### TASK DESCRIPTION
All of the entries must be reproduced exactly, with no images carried over.

** start of SUPPLIED DATA **

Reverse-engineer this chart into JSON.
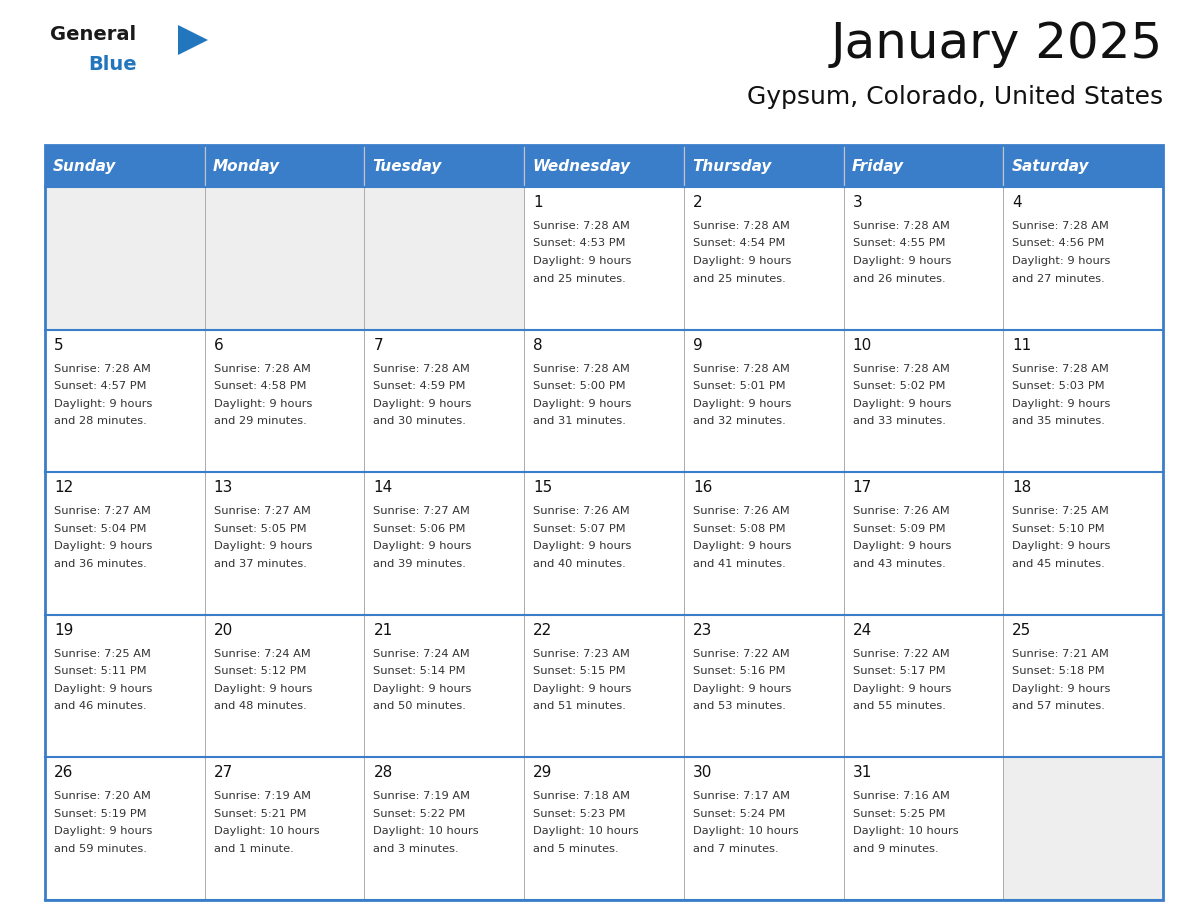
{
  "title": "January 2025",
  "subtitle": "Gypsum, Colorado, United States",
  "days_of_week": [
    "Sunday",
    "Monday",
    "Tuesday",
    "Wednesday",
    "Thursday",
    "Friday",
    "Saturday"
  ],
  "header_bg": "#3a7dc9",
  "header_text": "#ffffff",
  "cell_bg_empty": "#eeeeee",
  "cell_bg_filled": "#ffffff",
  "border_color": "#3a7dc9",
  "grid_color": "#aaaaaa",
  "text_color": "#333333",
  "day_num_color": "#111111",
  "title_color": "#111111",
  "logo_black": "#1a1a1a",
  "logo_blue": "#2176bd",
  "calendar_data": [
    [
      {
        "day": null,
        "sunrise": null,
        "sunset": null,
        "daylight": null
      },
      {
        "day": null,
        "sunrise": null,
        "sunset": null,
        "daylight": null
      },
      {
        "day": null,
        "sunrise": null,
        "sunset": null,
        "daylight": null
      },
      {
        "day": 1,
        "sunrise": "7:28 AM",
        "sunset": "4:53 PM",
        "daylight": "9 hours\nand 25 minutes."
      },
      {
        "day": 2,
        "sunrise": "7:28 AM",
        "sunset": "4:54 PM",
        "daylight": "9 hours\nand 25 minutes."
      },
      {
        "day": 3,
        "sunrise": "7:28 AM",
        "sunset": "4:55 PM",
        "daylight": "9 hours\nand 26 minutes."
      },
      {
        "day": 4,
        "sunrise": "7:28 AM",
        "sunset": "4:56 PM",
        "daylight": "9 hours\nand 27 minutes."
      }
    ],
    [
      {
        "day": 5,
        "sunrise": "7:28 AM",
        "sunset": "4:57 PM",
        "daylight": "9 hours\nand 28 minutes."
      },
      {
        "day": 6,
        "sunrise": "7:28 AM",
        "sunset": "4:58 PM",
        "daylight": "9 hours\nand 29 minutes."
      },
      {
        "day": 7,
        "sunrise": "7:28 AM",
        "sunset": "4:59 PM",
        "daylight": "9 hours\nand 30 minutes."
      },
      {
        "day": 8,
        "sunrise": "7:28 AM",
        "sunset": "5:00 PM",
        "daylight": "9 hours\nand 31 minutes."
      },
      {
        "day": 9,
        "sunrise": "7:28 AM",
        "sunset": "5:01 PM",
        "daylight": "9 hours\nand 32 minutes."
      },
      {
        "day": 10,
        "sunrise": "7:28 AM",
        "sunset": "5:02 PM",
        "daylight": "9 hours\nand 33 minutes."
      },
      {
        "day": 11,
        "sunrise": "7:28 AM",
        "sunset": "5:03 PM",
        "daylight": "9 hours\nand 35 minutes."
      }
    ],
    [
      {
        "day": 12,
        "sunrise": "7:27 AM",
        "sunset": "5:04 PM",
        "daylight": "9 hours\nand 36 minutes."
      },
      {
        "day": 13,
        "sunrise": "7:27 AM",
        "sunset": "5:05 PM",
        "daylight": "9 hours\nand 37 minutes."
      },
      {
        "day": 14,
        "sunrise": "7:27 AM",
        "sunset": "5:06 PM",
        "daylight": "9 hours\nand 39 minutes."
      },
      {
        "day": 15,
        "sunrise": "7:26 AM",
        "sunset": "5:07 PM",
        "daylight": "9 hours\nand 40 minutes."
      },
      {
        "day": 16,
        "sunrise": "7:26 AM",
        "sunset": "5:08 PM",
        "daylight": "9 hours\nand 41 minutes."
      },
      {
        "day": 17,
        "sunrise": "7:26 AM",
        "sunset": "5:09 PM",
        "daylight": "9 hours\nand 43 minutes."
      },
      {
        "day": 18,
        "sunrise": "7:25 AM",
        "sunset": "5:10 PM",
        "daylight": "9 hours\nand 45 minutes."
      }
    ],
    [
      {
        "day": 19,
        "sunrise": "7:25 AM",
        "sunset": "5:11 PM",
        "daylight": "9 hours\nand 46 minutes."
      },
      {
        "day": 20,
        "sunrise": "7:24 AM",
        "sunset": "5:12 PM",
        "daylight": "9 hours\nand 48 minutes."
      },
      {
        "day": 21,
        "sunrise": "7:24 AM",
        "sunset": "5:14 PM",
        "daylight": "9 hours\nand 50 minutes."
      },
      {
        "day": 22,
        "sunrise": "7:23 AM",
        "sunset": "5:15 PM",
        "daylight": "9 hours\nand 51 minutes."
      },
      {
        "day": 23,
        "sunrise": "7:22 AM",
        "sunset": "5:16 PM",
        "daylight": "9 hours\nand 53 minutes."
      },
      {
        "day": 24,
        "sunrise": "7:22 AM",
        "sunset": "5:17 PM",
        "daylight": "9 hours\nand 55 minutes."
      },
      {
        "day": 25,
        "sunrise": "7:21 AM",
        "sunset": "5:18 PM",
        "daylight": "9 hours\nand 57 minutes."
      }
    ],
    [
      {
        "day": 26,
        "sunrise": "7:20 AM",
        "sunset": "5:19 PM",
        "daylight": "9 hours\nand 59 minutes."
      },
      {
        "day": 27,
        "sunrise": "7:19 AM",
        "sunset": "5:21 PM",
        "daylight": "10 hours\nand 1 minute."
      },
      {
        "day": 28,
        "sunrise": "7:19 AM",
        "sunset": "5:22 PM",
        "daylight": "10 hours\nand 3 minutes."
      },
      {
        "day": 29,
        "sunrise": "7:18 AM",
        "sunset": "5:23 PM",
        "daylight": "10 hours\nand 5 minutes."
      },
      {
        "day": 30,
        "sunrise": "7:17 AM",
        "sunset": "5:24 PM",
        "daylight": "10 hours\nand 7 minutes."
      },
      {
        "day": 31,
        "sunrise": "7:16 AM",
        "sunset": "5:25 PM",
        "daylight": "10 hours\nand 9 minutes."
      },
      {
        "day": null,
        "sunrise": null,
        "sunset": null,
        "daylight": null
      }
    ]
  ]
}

** end of SUPPLIED DATA **

### WRITTEN ANSWER
Reverse-engineer this chart into JSON.
{
  "title": "January 2025",
  "subtitle": "Gypsum, Colorado, United States",
  "days_of_week": [
    "Sunday",
    "Monday",
    "Tuesday",
    "Wednesday",
    "Thursday",
    "Friday",
    "Saturday"
  ],
  "header_bg": "#3a7dc9",
  "header_text": "#ffffff",
  "cell_bg_empty": "#eeeeee",
  "cell_bg_filled": "#ffffff",
  "border_color": "#3a7dc9",
  "grid_color": "#aaaaaa",
  "text_color": "#333333",
  "day_num_color": "#111111",
  "title_color": "#111111",
  "logo_black": "#1a1a1a",
  "logo_blue": "#2176bd",
  "calendar_data": [
    [
      {
        "day": null,
        "sunrise": null,
        "sunset": null,
        "daylight": null
      },
      {
        "day": null,
        "sunrise": null,
        "sunset": null,
        "daylight": null
      },
      {
        "day": null,
        "sunrise": null,
        "sunset": null,
        "daylight": null
      },
      {
        "day": 1,
        "sunrise": "7:28 AM",
        "sunset": "4:53 PM",
        "daylight": "9 hours\nand 25 minutes."
      },
      {
        "day": 2,
        "sunrise": "7:28 AM",
        "sunset": "4:54 PM",
        "daylight": "9 hours\nand 25 minutes."
      },
      {
        "day": 3,
        "sunrise": "7:28 AM",
        "sunset": "4:55 PM",
        "daylight": "9 hours\nand 26 minutes."
      },
      {
        "day": 4,
        "sunrise": "7:28 AM",
        "sunset": "4:56 PM",
        "daylight": "9 hours\nand 27 minutes."
      }
    ],
    [
      {
        "day": 5,
        "sunrise": "7:28 AM",
        "sunset": "4:57 PM",
        "daylight": "9 hours\nand 28 minutes."
      },
      {
        "day": 6,
        "sunrise": "7:28 AM",
        "sunset": "4:58 PM",
        "daylight": "9 hours\nand 29 minutes."
      },
      {
        "day": 7,
        "sunrise": "7:28 AM",
        "sunset": "4:59 PM",
        "daylight": "9 hours\nand 30 minutes."
      },
      {
        "day": 8,
        "sunrise": "7:28 AM",
        "sunset": "5:00 PM",
        "daylight": "9 hours\nand 31 minutes."
      },
      {
        "day": 9,
        "sunrise": "7:28 AM",
        "sunset": "5:01 PM",
        "daylight": "9 hours\nand 32 minutes."
      },
      {
        "day": 10,
        "sunrise": "7:28 AM",
        "sunset": "5:02 PM",
        "daylight": "9 hours\nand 33 minutes."
      },
      {
        "day": 11,
        "sunrise": "7:28 AM",
        "sunset": "5:03 PM",
        "daylight": "9 hours\nand 35 minutes."
      }
    ],
    [
      {
        "day": 12,
        "sunrise": "7:27 AM",
        "sunset": "5:04 PM",
        "daylight": "9 hours\nand 36 minutes."
      },
      {
        "day": 13,
        "sunrise": "7:27 AM",
        "sunset": "5:05 PM",
        "daylight": "9 hours\nand 37 minutes."
      },
      {
        "day": 14,
        "sunrise": "7:27 AM",
        "sunset": "5:06 PM",
        "daylight": "9 hours\nand 39 minutes."
      },
      {
        "day": 15,
        "sunrise": "7:26 AM",
        "sunset": "5:07 PM",
        "daylight": "9 hours\nand 40 minutes."
      },
      {
        "day": 16,
        "sunrise": "7:26 AM",
        "sunset": "5:08 PM",
        "daylight": "9 hours\nand 41 minutes."
      },
      {
        "day": 17,
        "sunrise": "7:26 AM",
        "sunset": "5:09 PM",
        "daylight": "9 hours\nand 43 minutes."
      },
      {
        "day": 18,
        "sunrise": "7:25 AM",
        "sunset": "5:10 PM",
        "daylight": "9 hours\nand 45 minutes."
      }
    ],
    [
      {
        "day": 19,
        "sunrise": "7:25 AM",
        "sunset": "5:11 PM",
        "daylight": "9 hours\nand 46 minutes."
      },
      {
        "day": 20,
        "sunrise": "7:24 AM",
        "sunset": "5:12 PM",
        "daylight": "9 hours\nand 48 minutes."
      },
      {
        "day": 21,
        "sunrise": "7:24 AM",
        "sunset": "5:14 PM",
        "daylight": "9 hours\nand 50 minutes."
      },
      {
        "day": 22,
        "sunrise": "7:23 AM",
        "sunset": "5:15 PM",
        "daylight": "9 hours\nand 51 minutes."
      },
      {
        "day": 23,
        "sunrise": "7:22 AM",
        "sunset": "5:16 PM",
        "daylight": "9 hours\nand 53 minutes."
      },
      {
        "day": 24,
        "sunrise": "7:22 AM",
        "sunset": "5:17 PM",
        "daylight": "9 hours\nand 55 minutes."
      },
      {
        "day": 25,
        "sunrise": "7:21 AM",
        "sunset": "5:18 PM",
        "daylight": "9 hours\nand 57 minutes."
      }
    ],
    [
      {
        "day": 26,
        "sunrise": "7:20 AM",
        "sunset": "5:19 PM",
        "daylight": "9 hours\nand 59 minutes."
      },
      {
        "day": 27,
        "sunrise": "7:19 AM",
        "sunset": "5:21 PM",
        "daylight": "10 hours\nand 1 minute."
      },
      {
        "day": 28,
        "sunrise": "7:19 AM",
        "sunset": "5:22 PM",
        "daylight": "10 hours\nand 3 minutes."
      },
      {
        "day": 29,
        "sunrise": "7:18 AM",
        "sunset": "5:23 PM",
        "daylight": "10 hours\nand 5 minutes."
      },
      {
        "day": 30,
        "sunrise": "7:17 AM",
        "sunset": "5:24 PM",
        "daylight": "10 hours\nand 7 minutes."
      },
      {
        "day": 31,
        "sunrise": "7:16 AM",
        "sunset": "5:25 PM",
        "daylight": "10 hours\nand 9 minutes."
      },
      {
        "day": null,
        "sunrise": null,
        "sunset": null,
        "daylight": null
      }
    ]
  ]
}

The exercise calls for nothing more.